● Data for this exercise:
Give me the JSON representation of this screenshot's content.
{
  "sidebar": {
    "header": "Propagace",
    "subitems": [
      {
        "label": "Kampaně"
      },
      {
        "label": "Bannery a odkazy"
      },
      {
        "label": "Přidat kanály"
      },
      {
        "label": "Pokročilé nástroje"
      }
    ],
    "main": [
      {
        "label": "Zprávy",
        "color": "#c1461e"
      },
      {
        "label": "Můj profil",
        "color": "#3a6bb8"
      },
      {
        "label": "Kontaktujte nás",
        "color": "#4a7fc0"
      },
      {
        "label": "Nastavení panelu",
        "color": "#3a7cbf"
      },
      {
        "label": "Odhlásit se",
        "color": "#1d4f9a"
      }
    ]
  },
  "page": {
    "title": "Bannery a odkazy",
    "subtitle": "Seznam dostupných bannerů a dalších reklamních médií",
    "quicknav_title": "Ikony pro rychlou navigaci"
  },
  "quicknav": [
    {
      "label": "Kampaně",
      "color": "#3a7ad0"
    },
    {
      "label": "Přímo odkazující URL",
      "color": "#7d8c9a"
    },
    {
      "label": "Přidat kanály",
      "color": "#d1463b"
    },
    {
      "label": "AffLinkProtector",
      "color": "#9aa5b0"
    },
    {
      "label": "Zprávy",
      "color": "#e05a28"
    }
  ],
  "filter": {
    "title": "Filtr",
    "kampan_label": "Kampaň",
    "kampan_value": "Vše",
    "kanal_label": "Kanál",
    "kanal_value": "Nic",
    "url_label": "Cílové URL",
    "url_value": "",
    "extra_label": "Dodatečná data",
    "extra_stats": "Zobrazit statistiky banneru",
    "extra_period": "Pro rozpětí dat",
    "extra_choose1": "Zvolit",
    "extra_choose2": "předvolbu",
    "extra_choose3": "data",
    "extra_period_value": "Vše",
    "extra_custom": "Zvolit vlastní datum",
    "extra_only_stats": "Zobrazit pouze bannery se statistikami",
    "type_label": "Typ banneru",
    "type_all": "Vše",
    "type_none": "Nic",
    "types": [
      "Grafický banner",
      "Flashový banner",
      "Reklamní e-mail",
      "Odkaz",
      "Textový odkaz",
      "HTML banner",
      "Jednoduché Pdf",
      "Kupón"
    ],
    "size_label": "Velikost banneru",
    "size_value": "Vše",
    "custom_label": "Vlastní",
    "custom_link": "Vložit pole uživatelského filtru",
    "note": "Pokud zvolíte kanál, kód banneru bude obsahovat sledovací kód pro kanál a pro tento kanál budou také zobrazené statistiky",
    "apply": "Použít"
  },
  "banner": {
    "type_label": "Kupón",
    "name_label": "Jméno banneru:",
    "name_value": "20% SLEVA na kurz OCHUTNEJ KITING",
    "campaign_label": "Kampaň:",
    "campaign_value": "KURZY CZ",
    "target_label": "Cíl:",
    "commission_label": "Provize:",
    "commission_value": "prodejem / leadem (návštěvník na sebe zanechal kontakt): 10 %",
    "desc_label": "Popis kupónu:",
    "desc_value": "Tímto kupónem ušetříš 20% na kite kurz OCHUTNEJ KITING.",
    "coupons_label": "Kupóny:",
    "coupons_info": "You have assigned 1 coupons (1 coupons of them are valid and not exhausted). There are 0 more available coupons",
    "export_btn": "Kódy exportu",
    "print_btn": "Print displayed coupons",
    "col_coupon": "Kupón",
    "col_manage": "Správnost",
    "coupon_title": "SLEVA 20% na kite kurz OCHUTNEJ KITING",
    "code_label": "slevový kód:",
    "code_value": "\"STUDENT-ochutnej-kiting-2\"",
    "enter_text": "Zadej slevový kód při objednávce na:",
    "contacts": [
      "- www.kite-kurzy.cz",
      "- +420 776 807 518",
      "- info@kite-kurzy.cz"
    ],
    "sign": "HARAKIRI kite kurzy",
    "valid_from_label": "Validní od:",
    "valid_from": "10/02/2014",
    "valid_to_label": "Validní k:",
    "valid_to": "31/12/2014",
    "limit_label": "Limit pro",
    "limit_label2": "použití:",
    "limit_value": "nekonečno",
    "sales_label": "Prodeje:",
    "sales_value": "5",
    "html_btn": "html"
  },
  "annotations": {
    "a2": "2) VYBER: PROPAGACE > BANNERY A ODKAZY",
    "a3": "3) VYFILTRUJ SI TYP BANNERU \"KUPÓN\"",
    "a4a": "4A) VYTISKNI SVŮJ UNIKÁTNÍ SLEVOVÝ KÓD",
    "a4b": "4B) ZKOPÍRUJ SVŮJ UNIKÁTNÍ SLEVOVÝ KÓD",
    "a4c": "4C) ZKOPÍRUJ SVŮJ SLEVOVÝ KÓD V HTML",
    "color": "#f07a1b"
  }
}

● Goal of the exercise: Transcribe the material exactly as it reads.

● The completed task:
Give me the JSON representation of this screenshot's content.
{
  "sidebar": {
    "header": "Propagace",
    "subitems": [
      {
        "label": "Kampaně"
      },
      {
        "label": "Bannery a odkazy"
      },
      {
        "label": "Přidat kanály"
      },
      {
        "label": "Pokročilé nástroje"
      }
    ],
    "main": [
      {
        "label": "Zprávy",
        "color": "#c1461e"
      },
      {
        "label": "Můj profil",
        "color": "#3a6bb8"
      },
      {
        "label": "Kontaktujte nás",
        "color": "#4a7fc0"
      },
      {
        "label": "Nastavení panelu",
        "color": "#3a7cbf"
      },
      {
        "label": "Odhlásit se",
        "color": "#1d4f9a"
      }
    ]
  },
  "page": {
    "title": "Bannery a odkazy",
    "subtitle": "Seznam dostupných bannerů a dalších reklamních médií",
    "quicknav_title": "Ikony pro rychlou navigaci"
  },
  "quicknav": [
    {
      "label": "Kampaně",
      "color": "#3a7ad0"
    },
    {
      "label": "Přímo odkazující URL",
      "color": "#7d8c9a"
    },
    {
      "label": "Přidat kanály",
      "color": "#d1463b"
    },
    {
      "label": "AffLinkProtector",
      "color": "#9aa5b0"
    },
    {
      "label": "Zprávy",
      "color": "#e05a28"
    }
  ],
  "filter": {
    "title": "Filtr",
    "kampan_label": "Kampaň",
    "kampan_value": "Vše",
    "kanal_label": "Kanál",
    "kanal_value": "Nic",
    "url_label": "Cílové URL",
    "url_value": "",
    "extra_label": "Dodatečná data",
    "extra_stats": "Zobrazit statistiky banneru",
    "extra_period": "Pro rozpětí dat",
    "extra_choose1": "Zvolit",
    "extra_choose2": "předvolbu",
    "extra_choose3": "data",
    "extra_period_value": "Vše",
    "extra_custom": "Zvolit vlastní datum",
    "extra_only_stats": "Zobrazit pouze bannery se statistikami",
    "type_label": "Typ banneru",
    "type_all": "Vše",
    "type_none": "Nic",
    "types": [
      "Grafický banner",
      "Flashový banner",
      "Reklamní e-mail",
      "Odkaz",
      "Textový odkaz",
      "HTML banner",
      "Jednoduché Pdf",
      "Kupón"
    ],
    "size_label": "Velikost banneru",
    "size_value": "Vše",
    "custom_label": "Vlastní",
    "custom_link": "Vložit pole uživatelského filtru",
    "note": "Pokud zvolíte kanál, kód banneru bude obsahovat sledovací kód pro kanál a pro tento kanál budou také zobrazené statistiky",
    "apply": "Použít"
  },
  "banner": {
    "type_label": "Kupón",
    "name_label": "Jméno banneru:",
    "name_value": "20% SLEVA na kurz OCHUTNEJ KITING",
    "campaign_label": "Kampaň:",
    "campaign_value": "KURZY CZ",
    "target_label": "Cíl:",
    "commission_label": "Provize:",
    "commission_value": "prodejem / leadem (návštěvník na sebe zanechal kontakt): 10 %",
    "desc_label": "Popis kupónu:",
    "desc_value": "Tímto kupónem ušetříš 20% na kite kurz OCHUTNEJ KITING.",
    "coupons_label": "Kupóny:",
    "coupons_info": "You have assigned 1 coupons (1 coupons of them are valid and not exhausted). There are 0 more available coupons",
    "export_btn": "Kódy exportu",
    "print_btn": "Print displayed coupons",
    "col_coupon": "Kupón",
    "col_manage": "Správnost",
    "coupon_title": "SLEVA 20% na kite kurz OCHUTNEJ KITING",
    "code_label": "slevový kód:",
    "code_value": "\"STUDENT-ochutnej-kiting-2\"",
    "enter_text": "Zadej slevový kód při objednávce na:",
    "contacts": [
      "- www.kite-kurzy.cz",
      "- +420 776 807 518",
      "- info@kite-kurzy.cz"
    ],
    "sign": "HARAKIRI kite kurzy",
    "valid_from_label": "Validní od:",
    "valid_from": "10/02/2014",
    "valid_to_label": "Validní k:",
    "valid_to": "31/12/2014",
    "limit_label": "Limit pro",
    "limit_label2": "použití:",
    "limit_value": "nekonečno",
    "sales_label": "Prodeje:",
    "sales_value": "5",
    "html_btn": "html"
  },
  "annotations": {
    "a2": "2) VYBER: PROPAGACE > BANNERY A ODKAZY",
    "a3": "3) VYFILTRUJ SI TYP BANNERU \"KUPÓN\"",
    "a4a": "4A) VYTISKNI SVŮJ UNIKÁTNÍ SLEVOVÝ KÓD",
    "a4b": "4B) ZKOPÍRUJ SVŮJ UNIKÁTNÍ SLEVOVÝ KÓD",
    "a4c": "4C) ZKOPÍRUJ SVŮJ SLEVOVÝ KÓD V HTML",
    "color": "#f07a1b"
  }
}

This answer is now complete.